===== Supplied entries

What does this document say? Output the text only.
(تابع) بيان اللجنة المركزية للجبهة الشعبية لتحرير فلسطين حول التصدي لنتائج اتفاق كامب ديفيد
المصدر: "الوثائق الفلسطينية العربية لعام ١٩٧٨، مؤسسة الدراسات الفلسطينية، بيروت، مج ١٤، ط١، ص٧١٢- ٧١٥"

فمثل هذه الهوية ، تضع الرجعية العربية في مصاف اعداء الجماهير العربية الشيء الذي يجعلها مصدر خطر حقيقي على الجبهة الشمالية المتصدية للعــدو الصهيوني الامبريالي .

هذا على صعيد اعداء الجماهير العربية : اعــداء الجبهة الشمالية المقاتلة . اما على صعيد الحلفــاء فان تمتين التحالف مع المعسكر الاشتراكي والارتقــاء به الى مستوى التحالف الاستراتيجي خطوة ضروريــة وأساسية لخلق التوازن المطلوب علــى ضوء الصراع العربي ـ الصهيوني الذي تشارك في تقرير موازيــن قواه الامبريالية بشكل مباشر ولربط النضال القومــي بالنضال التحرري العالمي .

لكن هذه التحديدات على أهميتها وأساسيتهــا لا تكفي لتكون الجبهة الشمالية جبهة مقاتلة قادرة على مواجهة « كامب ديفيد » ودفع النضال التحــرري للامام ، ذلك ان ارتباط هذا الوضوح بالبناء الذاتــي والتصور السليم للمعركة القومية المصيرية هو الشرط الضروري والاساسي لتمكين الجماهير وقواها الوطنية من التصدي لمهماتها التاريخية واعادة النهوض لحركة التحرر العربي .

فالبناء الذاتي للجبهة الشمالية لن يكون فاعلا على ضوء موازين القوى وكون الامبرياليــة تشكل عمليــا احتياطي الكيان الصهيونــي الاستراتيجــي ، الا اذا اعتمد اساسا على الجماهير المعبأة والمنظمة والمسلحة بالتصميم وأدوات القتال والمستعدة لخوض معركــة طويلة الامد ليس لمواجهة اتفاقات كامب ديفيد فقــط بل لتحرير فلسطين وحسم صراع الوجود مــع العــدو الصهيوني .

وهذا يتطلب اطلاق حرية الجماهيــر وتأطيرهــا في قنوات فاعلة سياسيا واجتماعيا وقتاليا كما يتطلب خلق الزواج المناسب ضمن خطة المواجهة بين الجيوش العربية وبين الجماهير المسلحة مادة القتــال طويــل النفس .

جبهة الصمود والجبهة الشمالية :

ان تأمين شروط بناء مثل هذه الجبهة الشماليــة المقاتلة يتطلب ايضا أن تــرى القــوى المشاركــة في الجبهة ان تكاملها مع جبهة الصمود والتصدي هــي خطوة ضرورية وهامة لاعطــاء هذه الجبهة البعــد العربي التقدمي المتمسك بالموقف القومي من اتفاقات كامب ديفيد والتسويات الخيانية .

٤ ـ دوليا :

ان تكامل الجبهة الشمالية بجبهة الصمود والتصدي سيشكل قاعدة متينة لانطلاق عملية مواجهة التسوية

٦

==========

- Given request: Scan the listing above and copy all lines containing the word "لتحرير".

- Complete output:
(تابع) بيان اللجنة المركزية للجبهة الشعبية لتحرير فلسطين حول التصدي لنتائج اتفاق كامب ديفيد
فالبناء الذاتي للجبهة الشمالية لن يكون فاعلا على ضوء موازين القوى وكون الامبرياليــة تشكل عمليــا احتياطي الكيان الصهيونــي الاستراتيجــي ، الا اذا اعتمد اساسا على الجماهير المعبأة والمنظمة والمسلحة بالتصميم وأدوات القتال والمستعدة لخوض معركــة طويلة الامد ليس لمواجهة اتفاقات كامب ديفيد فقــط بل لتحرير فلسطين وحسم صراع الوجود مــع العــدو الصهيوني .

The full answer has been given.